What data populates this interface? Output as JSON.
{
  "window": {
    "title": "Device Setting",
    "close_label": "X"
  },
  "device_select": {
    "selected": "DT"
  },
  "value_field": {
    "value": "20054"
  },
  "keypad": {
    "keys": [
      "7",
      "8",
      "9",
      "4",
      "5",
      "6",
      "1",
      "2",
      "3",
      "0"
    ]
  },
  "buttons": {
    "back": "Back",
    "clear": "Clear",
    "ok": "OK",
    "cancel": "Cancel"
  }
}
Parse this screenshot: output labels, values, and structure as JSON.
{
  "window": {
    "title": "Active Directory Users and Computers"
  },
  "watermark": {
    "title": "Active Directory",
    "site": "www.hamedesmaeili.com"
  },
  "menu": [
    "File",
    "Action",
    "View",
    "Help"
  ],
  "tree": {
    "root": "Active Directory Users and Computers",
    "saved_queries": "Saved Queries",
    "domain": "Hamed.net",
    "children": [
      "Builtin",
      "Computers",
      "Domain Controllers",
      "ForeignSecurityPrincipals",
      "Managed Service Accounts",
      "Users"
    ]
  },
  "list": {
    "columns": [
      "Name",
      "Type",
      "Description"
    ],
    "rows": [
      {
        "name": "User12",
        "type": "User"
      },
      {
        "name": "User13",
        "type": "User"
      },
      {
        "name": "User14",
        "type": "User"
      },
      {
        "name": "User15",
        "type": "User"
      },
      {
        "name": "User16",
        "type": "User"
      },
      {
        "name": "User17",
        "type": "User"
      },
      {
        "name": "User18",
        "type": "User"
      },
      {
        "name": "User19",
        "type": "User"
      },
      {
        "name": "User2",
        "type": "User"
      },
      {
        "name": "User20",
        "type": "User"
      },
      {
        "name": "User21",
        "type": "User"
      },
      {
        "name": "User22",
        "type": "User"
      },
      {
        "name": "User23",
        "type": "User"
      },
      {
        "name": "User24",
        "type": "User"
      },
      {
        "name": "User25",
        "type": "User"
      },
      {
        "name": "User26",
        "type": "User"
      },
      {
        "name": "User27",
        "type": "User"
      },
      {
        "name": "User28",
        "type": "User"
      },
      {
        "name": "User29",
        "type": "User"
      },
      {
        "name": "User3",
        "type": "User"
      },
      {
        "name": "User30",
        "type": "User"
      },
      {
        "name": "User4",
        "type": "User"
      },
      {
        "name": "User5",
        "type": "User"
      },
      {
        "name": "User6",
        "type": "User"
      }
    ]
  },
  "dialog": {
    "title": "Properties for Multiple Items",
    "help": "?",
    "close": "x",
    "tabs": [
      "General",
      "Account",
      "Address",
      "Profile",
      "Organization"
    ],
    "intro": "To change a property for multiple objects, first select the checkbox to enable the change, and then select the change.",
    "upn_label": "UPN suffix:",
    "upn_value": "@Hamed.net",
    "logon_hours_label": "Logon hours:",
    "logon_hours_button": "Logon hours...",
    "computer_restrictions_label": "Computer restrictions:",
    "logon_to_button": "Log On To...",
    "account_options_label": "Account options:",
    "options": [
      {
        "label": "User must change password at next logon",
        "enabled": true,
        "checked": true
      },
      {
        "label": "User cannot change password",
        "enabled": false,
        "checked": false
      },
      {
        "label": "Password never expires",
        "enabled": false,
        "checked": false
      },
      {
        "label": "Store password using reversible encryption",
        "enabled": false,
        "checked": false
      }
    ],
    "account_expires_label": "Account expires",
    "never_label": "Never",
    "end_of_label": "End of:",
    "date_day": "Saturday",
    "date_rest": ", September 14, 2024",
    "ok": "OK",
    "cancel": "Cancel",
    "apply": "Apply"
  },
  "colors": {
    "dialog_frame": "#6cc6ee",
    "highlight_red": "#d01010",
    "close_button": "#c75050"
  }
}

.....

• Exercise task
Reproduce each record exactly, leaving nothing out.

• Answer below
What data populates this interface? Output as JSON.
{
  "window": {
    "title": "Device Setting",
    "close_label": "X"
  },
  "device_select": {
    "selected": "DT"
  },
  "value_field": {
    "value": "20054"
  },
  "keypad": {
    "keys": [
      "7",
      "8",
      "9",
      "4",
      "5",
      "6",
      "1",
      "2",
      "3",
      "0"
    ]
  },
  "buttons": {
    "back": "Back",
    "clear": "Clear",
    "ok": "OK",
    "cancel": "Cancel"
  }
}
Parse this screenshot: output labels, values, and structure as JSON.
{
  "window": {
    "title": "Active Directory Users and Computers"
  },
  "watermark": {
    "title": "Active Directory",
    "site": "www.hamedesmaeili.com"
  },
  "menu": [
    "File",
    "Action",
    "View",
    "Help"
  ],
  "tree": {
    "root": "Active Directory Users and Computers",
    "saved_queries": "Saved Queries",
    "domain": "Hamed.net",
    "children": [
      "Builtin",
      "Computers",
      "Domain Controllers",
      "ForeignSecurityPrincipals",
      "Managed Service Accounts",
      "Users"
    ]
  },
  "list": {
    "columns": [
      "Name",
      "Type",
      "Description"
    ],
    "rows": [
      {
        "name": "User12",
        "type": "User"
      },
      {
        "name": "User13",
        "type": "User"
      },
      {
        "name": "User14",
        "type": "User"
      },
      {
        "name": "User15",
        "type": "User"
      },
      {
        "name": "User16",
        "type": "User"
      },
      {
        "name": "User17",
        "type": "User"
      },
      {
        "name": "User18",
        "type": "User"
      },
      {
        "name": "User19",
        "type": "User"
      },
      {
        "name": "User2",
        "type": "User"
      },
      {
        "name": "User20",
        "type": "User"
      },
      {
        "name": "User21",
        "type": "User"
      },
      {
        "name": "User22",
        "type": "User"
      },
      {
        "name": "User23",
        "type": "User"
      },
      {
        "name": "User24",
        "type": "User"
      },
      {
        "name": "User25",
        "type": "User"
      },
      {
        "name": "User26",
        "type": "User"
      },
      {
        "name": "User27",
        "type": "User"
      },
      {
        "name": "User28",
        "type": "User"
      },
      {
        "name": "User29",
        "type": "User"
      },
      {
        "name": "User3",
        "type": "User"
      },
      {
        "name": "User30",
        "type": "User"
      },
      {
        "name": "User4",
        "type": "User"
      },
      {
        "name": "User5",
        "type": "User"
      },
      {
        "name": "User6",
        "type": "User"
      }
    ]
  },
  "dialog": {
    "title": "Properties for Multiple Items",
    "help": "?",
    "close": "x",
    "tabs": [
      "General",
      "Account",
      "Address",
      "Profile",
      "Organization"
    ],
    "intro": "To change a property for multiple objects, first select the checkbox to enable the change, and then select the change.",
    "upn_label": "UPN suffix:",
    "upn_value": "@Hamed.net",
    "logon_hours_label": "Logon hours:",
    "logon_hours_button": "Logon hours...",
    "computer_restrictions_label": "Computer restrictions:",
    "logon_to_button": "Log On To...",
    "account_options_label": "Account options:",
    "options": [
      {
        "label": "User must change password at next logon",
        "enabled": true,
        "checked": true
      },
      {
        "label": "User cannot change password",
        "enabled": false,
        "checked": false
      },
      {
        "label": "Password never expires",
        "enabled": false,
        "checked": false
      },
      {
        "label": "Store password using reversible encryption",
        "enabled": false,
        "checked": false
      }
    ],
    "account_expires_label": "Account expires",
    "never_label": "Never",
    "end_of_label": "End of:",
    "date_day": "Saturday",
    "date_rest": ", September 14, 2024",
    "ok": "OK",
    "cancel": "Cancel",
    "apply": "Apply"
  },
  "colors": {
    "dialog_frame": "#6cc6ee",
    "highlight_red": "#d01010",
    "close_button": "#c75050"
  }
}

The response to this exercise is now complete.